• _What you have to do_
Your task is to repeat the entries underneath exactly, minus the pictures.

• _Task input_
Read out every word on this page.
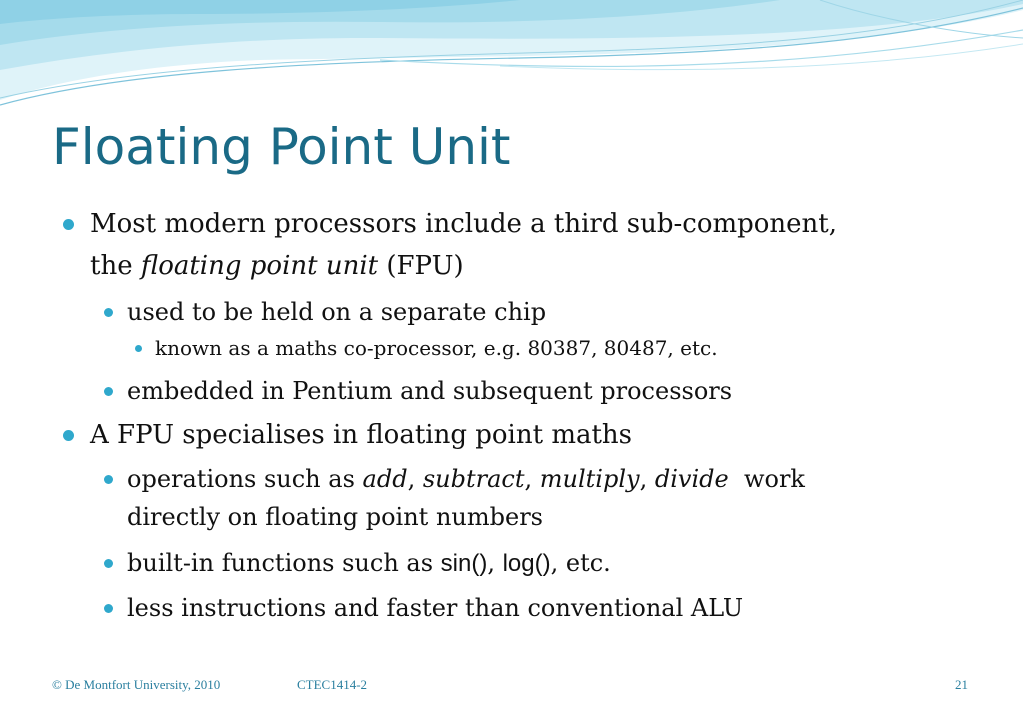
Floating Point Unit
Most modern processors include a third sub-component,
the floating point unit (FPU)
used to be held on a separate chip
known as a maths co-processor, e.g. 80387, 80487, etc.
embedded in Pentium and subsequent processors
A FPU specialises in floating point maths
operations such as add, subtract, multiply, divide  work
directly on floating point numbers
built-in functions such as sin(), log(), etc.
less instructions and faster than conventional ALU
© De Montfort University, 2010	CTEC1414-2	21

• _Exercise response_
Read out every word on this page.
Floating Point Unit
Most modern processors include a third sub-component,
the floating point unit (FPU)
used to be held on a separate chip
known as a maths co-processor, e.g. 80387, 80487, etc.
embedded in Pentium and subsequent processors
A FPU specialises in floating point maths
operations such as add, subtract, multiply, divide  work
directly on floating point numbers
built-in functions such as sin(), log(), etc.
less instructions and faster than conventional ALU
© De Montfort University, 2010	CTEC1414-2	21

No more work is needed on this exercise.